**Data records**
>> Begin

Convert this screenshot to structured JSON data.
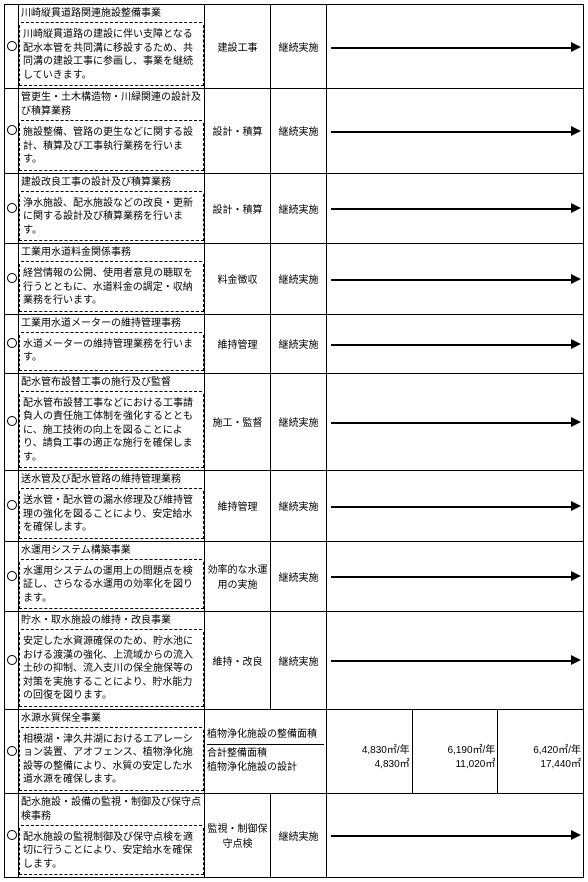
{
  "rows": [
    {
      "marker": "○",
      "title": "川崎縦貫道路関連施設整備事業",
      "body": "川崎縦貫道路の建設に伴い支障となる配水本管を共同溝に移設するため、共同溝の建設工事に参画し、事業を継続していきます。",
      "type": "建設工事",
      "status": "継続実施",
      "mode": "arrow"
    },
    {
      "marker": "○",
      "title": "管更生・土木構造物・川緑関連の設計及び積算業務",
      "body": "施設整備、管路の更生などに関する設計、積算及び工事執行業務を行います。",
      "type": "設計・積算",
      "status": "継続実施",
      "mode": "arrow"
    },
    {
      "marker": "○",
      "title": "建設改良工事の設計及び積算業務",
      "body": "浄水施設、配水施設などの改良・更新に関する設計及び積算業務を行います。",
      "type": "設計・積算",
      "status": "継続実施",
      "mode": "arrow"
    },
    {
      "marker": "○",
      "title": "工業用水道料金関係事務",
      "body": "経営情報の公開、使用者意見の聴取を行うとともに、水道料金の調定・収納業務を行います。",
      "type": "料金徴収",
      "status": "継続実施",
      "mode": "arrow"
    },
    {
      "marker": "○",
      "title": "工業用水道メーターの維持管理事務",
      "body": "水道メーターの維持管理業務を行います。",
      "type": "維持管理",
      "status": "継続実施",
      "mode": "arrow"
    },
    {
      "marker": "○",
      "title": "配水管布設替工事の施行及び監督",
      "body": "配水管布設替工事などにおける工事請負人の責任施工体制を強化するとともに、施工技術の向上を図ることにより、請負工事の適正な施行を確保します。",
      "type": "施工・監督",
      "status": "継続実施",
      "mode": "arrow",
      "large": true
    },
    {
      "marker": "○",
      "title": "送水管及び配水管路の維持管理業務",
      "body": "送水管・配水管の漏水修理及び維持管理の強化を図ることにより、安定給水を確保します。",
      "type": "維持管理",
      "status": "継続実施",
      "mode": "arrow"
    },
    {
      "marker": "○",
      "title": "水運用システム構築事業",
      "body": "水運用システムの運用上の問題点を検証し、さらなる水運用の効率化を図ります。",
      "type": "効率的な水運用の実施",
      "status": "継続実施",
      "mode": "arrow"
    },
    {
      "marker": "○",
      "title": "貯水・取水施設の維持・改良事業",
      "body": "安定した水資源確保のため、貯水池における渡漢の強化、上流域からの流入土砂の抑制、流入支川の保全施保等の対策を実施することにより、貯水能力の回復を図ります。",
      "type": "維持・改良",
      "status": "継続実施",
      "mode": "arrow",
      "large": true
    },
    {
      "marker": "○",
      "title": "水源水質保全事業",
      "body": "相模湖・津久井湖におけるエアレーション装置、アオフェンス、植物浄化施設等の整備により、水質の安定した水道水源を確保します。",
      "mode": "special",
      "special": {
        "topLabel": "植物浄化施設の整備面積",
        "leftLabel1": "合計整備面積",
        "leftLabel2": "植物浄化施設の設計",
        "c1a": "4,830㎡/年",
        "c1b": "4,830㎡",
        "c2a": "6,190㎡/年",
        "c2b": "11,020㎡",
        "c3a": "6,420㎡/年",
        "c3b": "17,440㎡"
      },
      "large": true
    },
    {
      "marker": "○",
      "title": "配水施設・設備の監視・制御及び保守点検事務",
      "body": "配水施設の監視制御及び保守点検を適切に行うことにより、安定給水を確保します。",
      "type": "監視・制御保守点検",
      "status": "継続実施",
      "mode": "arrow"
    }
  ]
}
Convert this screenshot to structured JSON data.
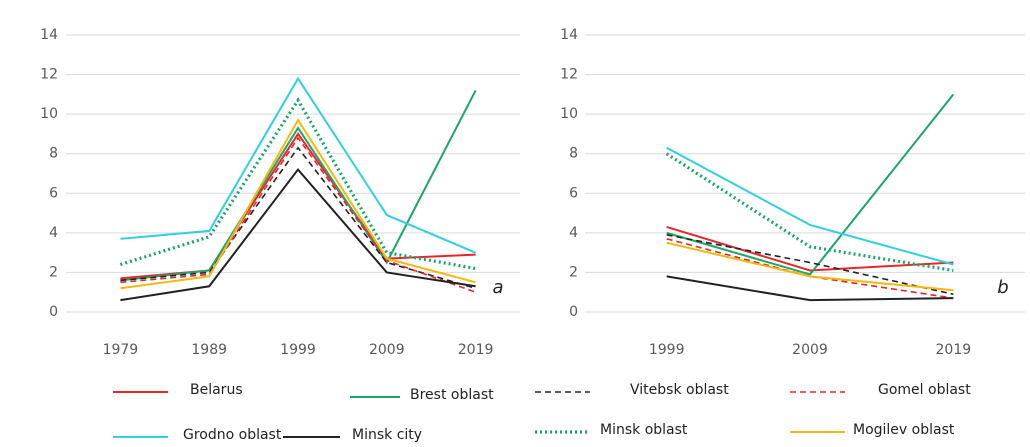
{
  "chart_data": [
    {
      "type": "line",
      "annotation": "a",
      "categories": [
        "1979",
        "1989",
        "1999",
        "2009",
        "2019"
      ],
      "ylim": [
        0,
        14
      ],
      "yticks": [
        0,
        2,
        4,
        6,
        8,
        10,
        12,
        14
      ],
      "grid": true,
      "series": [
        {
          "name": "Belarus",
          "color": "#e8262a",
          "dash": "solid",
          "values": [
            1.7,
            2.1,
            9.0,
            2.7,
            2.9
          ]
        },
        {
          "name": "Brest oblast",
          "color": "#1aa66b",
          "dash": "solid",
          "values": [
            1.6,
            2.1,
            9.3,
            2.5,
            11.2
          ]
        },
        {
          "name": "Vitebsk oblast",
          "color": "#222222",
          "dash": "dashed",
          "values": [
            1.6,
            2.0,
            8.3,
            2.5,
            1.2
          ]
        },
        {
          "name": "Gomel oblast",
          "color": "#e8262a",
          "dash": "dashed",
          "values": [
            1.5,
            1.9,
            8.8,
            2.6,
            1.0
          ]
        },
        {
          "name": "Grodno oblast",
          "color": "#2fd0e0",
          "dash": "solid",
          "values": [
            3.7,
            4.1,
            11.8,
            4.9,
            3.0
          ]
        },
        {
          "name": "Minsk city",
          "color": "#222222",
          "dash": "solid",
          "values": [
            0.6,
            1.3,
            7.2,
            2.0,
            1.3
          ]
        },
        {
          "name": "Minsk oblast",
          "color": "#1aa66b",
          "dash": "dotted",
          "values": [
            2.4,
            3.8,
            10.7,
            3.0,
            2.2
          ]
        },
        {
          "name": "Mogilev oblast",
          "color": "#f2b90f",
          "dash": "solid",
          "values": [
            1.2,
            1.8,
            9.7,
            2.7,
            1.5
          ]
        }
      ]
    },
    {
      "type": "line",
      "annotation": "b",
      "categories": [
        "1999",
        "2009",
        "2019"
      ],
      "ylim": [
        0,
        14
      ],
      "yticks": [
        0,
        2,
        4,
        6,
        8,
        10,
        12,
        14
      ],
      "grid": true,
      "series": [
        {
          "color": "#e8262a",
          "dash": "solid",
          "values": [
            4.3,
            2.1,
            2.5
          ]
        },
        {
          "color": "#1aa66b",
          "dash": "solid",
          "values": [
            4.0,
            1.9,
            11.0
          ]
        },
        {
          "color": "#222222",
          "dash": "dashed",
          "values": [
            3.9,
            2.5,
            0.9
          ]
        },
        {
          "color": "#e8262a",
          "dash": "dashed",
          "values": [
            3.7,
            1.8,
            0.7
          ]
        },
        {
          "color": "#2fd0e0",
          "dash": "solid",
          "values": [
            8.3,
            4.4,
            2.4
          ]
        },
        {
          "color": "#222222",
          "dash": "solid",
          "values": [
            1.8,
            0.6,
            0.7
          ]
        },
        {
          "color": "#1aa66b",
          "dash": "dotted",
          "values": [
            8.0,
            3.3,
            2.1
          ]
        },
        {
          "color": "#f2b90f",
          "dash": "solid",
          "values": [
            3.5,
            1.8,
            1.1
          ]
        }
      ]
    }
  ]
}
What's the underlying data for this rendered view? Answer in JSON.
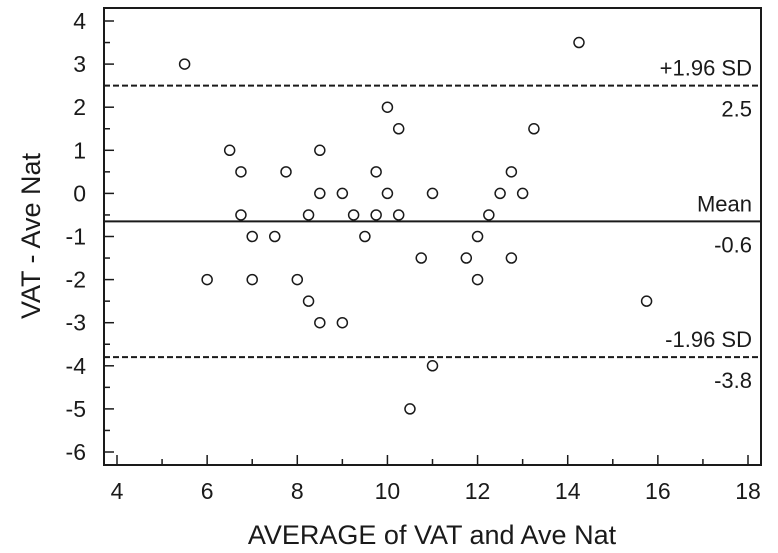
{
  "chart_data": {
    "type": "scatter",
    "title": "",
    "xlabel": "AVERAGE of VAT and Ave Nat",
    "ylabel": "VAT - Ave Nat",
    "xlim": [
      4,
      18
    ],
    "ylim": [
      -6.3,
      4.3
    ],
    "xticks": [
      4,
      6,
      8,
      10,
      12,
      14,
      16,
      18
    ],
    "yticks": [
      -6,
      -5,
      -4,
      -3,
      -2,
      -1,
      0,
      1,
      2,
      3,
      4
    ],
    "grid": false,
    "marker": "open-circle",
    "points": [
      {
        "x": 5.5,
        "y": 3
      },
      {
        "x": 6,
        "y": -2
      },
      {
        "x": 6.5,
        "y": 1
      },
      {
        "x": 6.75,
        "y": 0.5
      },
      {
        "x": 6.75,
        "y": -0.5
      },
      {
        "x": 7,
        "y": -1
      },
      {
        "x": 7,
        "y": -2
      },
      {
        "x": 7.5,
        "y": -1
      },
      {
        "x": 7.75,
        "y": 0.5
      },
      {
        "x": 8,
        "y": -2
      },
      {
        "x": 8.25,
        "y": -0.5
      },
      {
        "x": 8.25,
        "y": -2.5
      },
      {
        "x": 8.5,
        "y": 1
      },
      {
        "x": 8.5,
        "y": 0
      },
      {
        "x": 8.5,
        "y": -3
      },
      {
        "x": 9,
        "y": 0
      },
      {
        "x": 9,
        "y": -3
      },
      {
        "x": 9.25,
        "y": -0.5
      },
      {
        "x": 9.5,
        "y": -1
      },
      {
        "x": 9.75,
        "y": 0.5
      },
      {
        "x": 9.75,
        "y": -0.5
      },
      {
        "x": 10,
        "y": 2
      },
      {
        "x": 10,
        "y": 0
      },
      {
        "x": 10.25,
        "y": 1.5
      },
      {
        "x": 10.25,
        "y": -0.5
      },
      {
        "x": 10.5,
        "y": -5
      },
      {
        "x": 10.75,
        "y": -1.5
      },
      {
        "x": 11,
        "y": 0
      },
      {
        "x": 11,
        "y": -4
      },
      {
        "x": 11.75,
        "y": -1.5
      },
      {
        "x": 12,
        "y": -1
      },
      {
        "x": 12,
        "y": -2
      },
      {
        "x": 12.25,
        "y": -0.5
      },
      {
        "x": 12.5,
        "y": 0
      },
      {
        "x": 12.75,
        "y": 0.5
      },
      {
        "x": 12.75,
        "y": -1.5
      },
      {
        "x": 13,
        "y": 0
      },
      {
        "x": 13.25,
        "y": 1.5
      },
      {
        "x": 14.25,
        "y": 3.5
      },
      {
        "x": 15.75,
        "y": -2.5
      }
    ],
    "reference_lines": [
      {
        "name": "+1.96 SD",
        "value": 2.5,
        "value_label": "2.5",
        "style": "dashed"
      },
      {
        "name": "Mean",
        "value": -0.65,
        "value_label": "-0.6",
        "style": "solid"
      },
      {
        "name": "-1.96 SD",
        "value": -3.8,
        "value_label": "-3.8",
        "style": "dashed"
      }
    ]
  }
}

>> End

Look for the word "body" and return every line where it occurs.

      "body": "川崎縦貫道路の建設に伴い支障となる配水本管を共同溝に移設するため、共同溝の建設工事に参画し、事業を継続していきます。",
      "body": "施設整備、管路の更生などに関する設計、積算及び工事執行業務を行います。",
      "body": "浄水施設、配水施設などの改良・更新に関する設計及び積算業務を行います。",
      "body": "経営情報の公開、使用者意見の聴取を行うとともに、水道料金の調定・収納業務を行います。",
      "body": "水道メーターの維持管理業務を行います。",
      "body": "配水管布設替工事などにおける工事請負人の責任施工体制を強化するとともに、施工技術の向上を図ることにより、請負工事の適正な施行を確保します。",
      "body": "送水管・配水管の漏水修理及び維持管理の強化を図ることにより、安定給水を確保します。",
      "body": "水運用システムの運用上の問題点を検証し、さらなる水運用の効率化を図ります。",
      "body": "安定した水資源確保のため、貯水池における渡漢の強化、上流域からの流入土砂の抑制、流入支川の保全施保等の対策を実施することにより、貯水能力の回復を図ります。",
      "body": "相模湖・津久井湖におけるエアレーション装置、アオフェンス、植物浄化施設等の整備により、水質の安定した水道水源を確保します。",
      "body": "配水施設の監視制御及び保守点検を適切に行うことにより、安定給水を確保します。",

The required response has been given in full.